*WORK INSTRUCTIONS*. Copy out everything from the start of the records down to the line containing "data-point-medium-sand [2216,1118,2237,1144]", switching "mucky" to "muddy" and leaving every other character as it stands.

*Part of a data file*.
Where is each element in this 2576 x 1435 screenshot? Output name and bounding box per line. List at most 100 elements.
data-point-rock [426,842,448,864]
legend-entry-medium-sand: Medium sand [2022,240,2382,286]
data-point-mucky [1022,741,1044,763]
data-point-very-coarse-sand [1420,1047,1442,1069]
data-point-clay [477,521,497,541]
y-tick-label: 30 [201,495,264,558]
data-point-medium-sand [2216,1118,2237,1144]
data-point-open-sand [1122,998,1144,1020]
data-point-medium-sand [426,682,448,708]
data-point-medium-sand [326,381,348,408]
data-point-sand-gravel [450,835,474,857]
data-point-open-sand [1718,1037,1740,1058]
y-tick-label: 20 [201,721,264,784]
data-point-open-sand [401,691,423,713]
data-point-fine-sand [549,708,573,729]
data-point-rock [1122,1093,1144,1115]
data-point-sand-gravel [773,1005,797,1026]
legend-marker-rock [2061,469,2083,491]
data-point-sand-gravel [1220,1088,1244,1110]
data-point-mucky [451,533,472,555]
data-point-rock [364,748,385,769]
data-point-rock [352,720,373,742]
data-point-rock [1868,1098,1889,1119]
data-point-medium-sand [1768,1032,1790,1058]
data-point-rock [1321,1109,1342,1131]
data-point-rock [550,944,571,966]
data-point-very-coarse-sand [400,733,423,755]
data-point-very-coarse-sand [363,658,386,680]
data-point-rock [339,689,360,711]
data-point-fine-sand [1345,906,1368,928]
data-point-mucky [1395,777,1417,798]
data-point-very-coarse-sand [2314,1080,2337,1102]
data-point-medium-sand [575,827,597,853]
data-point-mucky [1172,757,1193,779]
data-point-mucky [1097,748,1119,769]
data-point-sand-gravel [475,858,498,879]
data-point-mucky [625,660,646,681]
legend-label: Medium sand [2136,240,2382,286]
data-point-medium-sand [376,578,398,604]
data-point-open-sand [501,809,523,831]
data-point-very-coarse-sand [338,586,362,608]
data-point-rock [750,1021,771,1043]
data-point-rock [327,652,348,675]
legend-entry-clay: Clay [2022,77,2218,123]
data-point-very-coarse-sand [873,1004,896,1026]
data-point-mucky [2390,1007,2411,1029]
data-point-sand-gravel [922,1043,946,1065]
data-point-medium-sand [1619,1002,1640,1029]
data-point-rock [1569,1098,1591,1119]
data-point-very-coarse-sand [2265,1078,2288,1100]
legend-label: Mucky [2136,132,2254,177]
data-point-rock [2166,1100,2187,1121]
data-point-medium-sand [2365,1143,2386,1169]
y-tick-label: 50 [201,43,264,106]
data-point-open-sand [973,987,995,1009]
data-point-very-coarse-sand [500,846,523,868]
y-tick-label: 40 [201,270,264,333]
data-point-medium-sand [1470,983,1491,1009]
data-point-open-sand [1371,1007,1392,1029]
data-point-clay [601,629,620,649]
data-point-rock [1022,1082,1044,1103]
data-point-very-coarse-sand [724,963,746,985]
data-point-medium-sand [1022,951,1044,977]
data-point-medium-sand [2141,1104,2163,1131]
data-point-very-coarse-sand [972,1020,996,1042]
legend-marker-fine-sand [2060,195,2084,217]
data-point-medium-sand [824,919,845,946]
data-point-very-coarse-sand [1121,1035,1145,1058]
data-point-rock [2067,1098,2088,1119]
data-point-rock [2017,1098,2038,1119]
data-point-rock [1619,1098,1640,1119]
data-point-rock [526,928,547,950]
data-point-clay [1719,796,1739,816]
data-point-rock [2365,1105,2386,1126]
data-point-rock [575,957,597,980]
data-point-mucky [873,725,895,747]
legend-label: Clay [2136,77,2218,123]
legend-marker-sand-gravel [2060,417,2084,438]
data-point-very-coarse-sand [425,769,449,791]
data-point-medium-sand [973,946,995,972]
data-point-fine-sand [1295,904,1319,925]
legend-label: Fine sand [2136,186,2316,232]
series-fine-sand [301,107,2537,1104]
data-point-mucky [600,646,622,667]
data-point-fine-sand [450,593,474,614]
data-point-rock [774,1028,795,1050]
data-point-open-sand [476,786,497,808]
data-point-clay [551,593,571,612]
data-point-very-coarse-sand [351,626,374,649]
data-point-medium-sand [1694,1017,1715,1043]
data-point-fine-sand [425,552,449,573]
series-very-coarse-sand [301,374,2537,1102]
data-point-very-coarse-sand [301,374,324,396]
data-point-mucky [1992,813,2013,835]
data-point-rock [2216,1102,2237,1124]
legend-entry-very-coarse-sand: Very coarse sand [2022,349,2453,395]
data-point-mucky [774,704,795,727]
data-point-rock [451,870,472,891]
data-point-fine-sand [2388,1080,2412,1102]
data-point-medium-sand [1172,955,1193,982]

*TASK RESULT*.
Where is each element in this 2576 x 1435 screenshot? Output name and bounding box per line. List at most 100 elements.
data-point-rock [426,842,448,864]
legend-entry-medium-sand: Medium sand [2022,240,2382,286]
data-point-muddy [1022,741,1044,763]
data-point-very-coarse-sand [1420,1047,1442,1069]
data-point-clay [477,521,497,541]
y-tick-label: 30 [201,495,264,558]
data-point-medium-sand [2216,1118,2237,1144]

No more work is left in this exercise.